Begin Provided records

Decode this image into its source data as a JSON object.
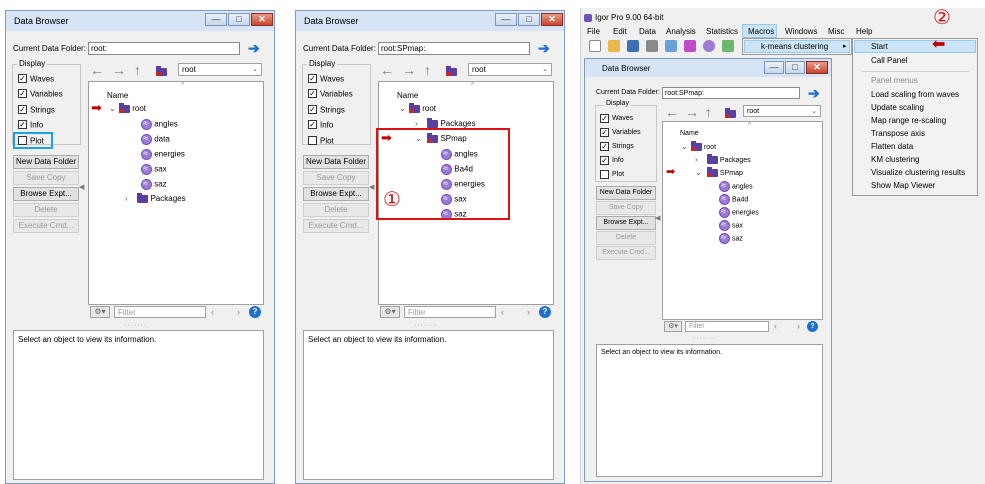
{
  "win1": {
    "title": "Data Browser",
    "current_label": "Current Data Folder:",
    "current_value": "root:",
    "display_label": "Display",
    "checkboxes": [
      {
        "label": "Waves",
        "checked": true
      },
      {
        "label": "Variables",
        "checked": true
      },
      {
        "label": "Strings",
        "checked": true
      },
      {
        "label": "Info",
        "checked": true
      },
      {
        "label": "Plot",
        "checked": false
      }
    ],
    "buttons": [
      "New Data Folder",
      "Save Copy",
      "Browse Expt...",
      "Delete",
      "Execute Cmd..."
    ],
    "folder_dd": "root",
    "name_header": "Name",
    "tree": [
      {
        "label": "root",
        "type": "folder"
      },
      {
        "label": "angles",
        "type": "wave"
      },
      {
        "label": "data",
        "type": "wave"
      },
      {
        "label": "energies",
        "type": "wave"
      },
      {
        "label": "sax",
        "type": "wave"
      },
      {
        "label": "saz",
        "type": "wave"
      },
      {
        "label": "Packages",
        "type": "folder"
      }
    ],
    "filter_placeholder": "Filter",
    "info_text": "Select an object to view its information."
  },
  "win2": {
    "title": "Data Browser",
    "current_label": "Current Data Folder:",
    "current_value": "root:SPmap:",
    "display_label": "Display",
    "checkboxes": [
      {
        "label": "Waves",
        "checked": true
      },
      {
        "label": "Variables",
        "checked": true
      },
      {
        "label": "Strings",
        "checked": true
      },
      {
        "label": "Info",
        "checked": true
      },
      {
        "label": "Plot",
        "checked": false
      }
    ],
    "buttons": [
      "New Data Folder",
      "Save Copy",
      "Browse Expt...",
      "Delete",
      "Execute Cmd..."
    ],
    "folder_dd": "root",
    "name_header": "Name",
    "tree": [
      {
        "label": "root",
        "type": "folder"
      },
      {
        "label": "Packages",
        "type": "folder"
      },
      {
        "label": "SPmap",
        "type": "folder"
      },
      {
        "label": "angles",
        "type": "wave"
      },
      {
        "label": "Ba4d",
        "type": "wave"
      },
      {
        "label": "energies",
        "type": "wave"
      },
      {
        "label": "sax",
        "type": "wave"
      },
      {
        "label": "saz",
        "type": "wave"
      }
    ],
    "filter_placeholder": "Filter",
    "info_text": "Select an object to view its information.",
    "annotation": "①"
  },
  "win3": {
    "app_title": "Igor Pro 9.00 64-bit",
    "menubar": [
      "File",
      "Edit",
      "Data",
      "Analysis",
      "Statistics",
      "Macros",
      "Windows",
      "Misc",
      "Help"
    ],
    "submenu_label": "k-means clustering",
    "menu_items": [
      "Start",
      "Call Panel",
      "Panel menus",
      "Load scaling from waves",
      "Update scaling",
      "Map range re-scaling",
      "Transpose axis",
      "Flatten data",
      "KM clustering",
      "Visualize clustering results",
      "Show Map Viewer"
    ],
    "annotation": "②",
    "browser": {
      "title": "Data Browser",
      "current_label": "Current Data Folder:",
      "current_value": "root:SPmap:",
      "display_label": "Display",
      "checkboxes": [
        {
          "label": "Waves",
          "checked": true
        },
        {
          "label": "Variables",
          "checked": true
        },
        {
          "label": "Strings",
          "checked": true
        },
        {
          "label": "Info",
          "checked": true
        },
        {
          "label": "Plot",
          "checked": false
        }
      ],
      "buttons": [
        "New Data Folder",
        "Save Copy",
        "Browse Expt...",
        "Delete",
        "Execute Cmd..."
      ],
      "folder_dd": "root",
      "name_header": "Name",
      "tree": [
        {
          "label": "root",
          "type": "folder"
        },
        {
          "label": "Packages",
          "type": "folder"
        },
        {
          "label": "SPmap",
          "type": "folder"
        },
        {
          "label": "angles",
          "type": "wave"
        },
        {
          "label": "Ba4d",
          "type": "wave"
        },
        {
          "label": "energies",
          "type": "wave"
        },
        {
          "label": "sax",
          "type": "wave"
        },
        {
          "label": "saz",
          "type": "wave"
        }
      ],
      "filter_placeholder": "Filter",
      "info_text": "Select an object to view its information."
    }
  },
  "colors": {
    "accent_blue": "#1f6fd0",
    "annotation_red": "#d11111",
    "highlight_cyan": "#18a3e6",
    "folder_purple": "#5a3fa0"
  }
}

End Provided records

* Aim: Omit the pictures and restate the rest of the records verbatim.

* Final answer:
Decode this image into its source data as a JSON object.
{
  "win1": {
    "title": "Data Browser",
    "current_label": "Current Data Folder:",
    "current_value": "root:",
    "display_label": "Display",
    "checkboxes": [
      {
        "label": "Waves",
        "checked": true
      },
      {
        "label": "Variables",
        "checked": true
      },
      {
        "label": "Strings",
        "checked": true
      },
      {
        "label": "Info",
        "checked": true
      },
      {
        "label": "Plot",
        "checked": false
      }
    ],
    "buttons": [
      "New Data Folder",
      "Save Copy",
      "Browse Expt...",
      "Delete",
      "Execute Cmd..."
    ],
    "folder_dd": "root",
    "name_header": "Name",
    "tree": [
      {
        "label": "root",
        "type": "folder"
      },
      {
        "label": "angles",
        "type": "wave"
      },
      {
        "label": "data",
        "type": "wave"
      },
      {
        "label": "energies",
        "type": "wave"
      },
      {
        "label": "sax",
        "type": "wave"
      },
      {
        "label": "saz",
        "type": "wave"
      },
      {
        "label": "Packages",
        "type": "folder"
      }
    ],
    "filter_placeholder": "Filter",
    "info_text": "Select an object to view its information."
  },
  "win2": {
    "title": "Data Browser",
    "current_label": "Current Data Folder:",
    "current_value": "root:SPmap:",
    "display_label": "Display",
    "checkboxes": [
      {
        "label": "Waves",
        "checked": true
      },
      {
        "label": "Variables",
        "checked": true
      },
      {
        "label": "Strings",
        "checked": true
      },
      {
        "label": "Info",
        "checked": true
      },
      {
        "label": "Plot",
        "checked": false
      }
    ],
    "buttons": [
      "New Data Folder",
      "Save Copy",
      "Browse Expt...",
      "Delete",
      "Execute Cmd..."
    ],
    "folder_dd": "root",
    "name_header": "Name",
    "tree": [
      {
        "label": "root",
        "type": "folder"
      },
      {
        "label": "Packages",
        "type": "folder"
      },
      {
        "label": "SPmap",
        "type": "folder"
      },
      {
        "label": "angles",
        "type": "wave"
      },
      {
        "label": "Ba4d",
        "type": "wave"
      },
      {
        "label": "energies",
        "type": "wave"
      },
      {
        "label": "sax",
        "type": "wave"
      },
      {
        "label": "saz",
        "type": "wave"
      }
    ],
    "filter_placeholder": "Filter",
    "info_text": "Select an object to view its information.",
    "annotation": "①"
  },
  "win3": {
    "app_title": "Igor Pro 9.00 64-bit",
    "menubar": [
      "File",
      "Edit",
      "Data",
      "Analysis",
      "Statistics",
      "Macros",
      "Windows",
      "Misc",
      "Help"
    ],
    "submenu_label": "k-means clustering",
    "menu_items": [
      "Start",
      "Call Panel",
      "Panel menus",
      "Load scaling from waves",
      "Update scaling",
      "Map range re-scaling",
      "Transpose axis",
      "Flatten data",
      "KM clustering",
      "Visualize clustering results",
      "Show Map Viewer"
    ],
    "annotation": "②",
    "browser": {
      "title": "Data Browser",
      "current_label": "Current Data Folder:",
      "current_value": "root:SPmap:",
      "display_label": "Display",
      "checkboxes": [
        {
          "label": "Waves",
          "checked": true
        },
        {
          "label": "Variables",
          "checked": true
        },
        {
          "label": "Strings",
          "checked": true
        },
        {
          "label": "Info",
          "checked": true
        },
        {
          "label": "Plot",
          "checked": false
        }
      ],
      "buttons": [
        "New Data Folder",
        "Save Copy",
        "Browse Expt...",
        "Delete",
        "Execute Cmd..."
      ],
      "folder_dd": "root",
      "name_header": "Name",
      "tree": [
        {
          "label": "root",
          "type": "folder"
        },
        {
          "label": "Packages",
          "type": "folder"
        },
        {
          "label": "SPmap",
          "type": "folder"
        },
        {
          "label": "angles",
          "type": "wave"
        },
        {
          "label": "Ba4d",
          "type": "wave"
        },
        {
          "label": "energies",
          "type": "wave"
        },
        {
          "label": "sax",
          "type": "wave"
        },
        {
          "label": "saz",
          "type": "wave"
        }
      ],
      "filter_placeholder": "Filter",
      "info_text": "Select an object to view its information."
    }
  },
  "colors": {
    "accent_blue": "#1f6fd0",
    "annotation_red": "#d11111",
    "highlight_cyan": "#18a3e6",
    "folder_purple": "#5a3fa0"
  }
}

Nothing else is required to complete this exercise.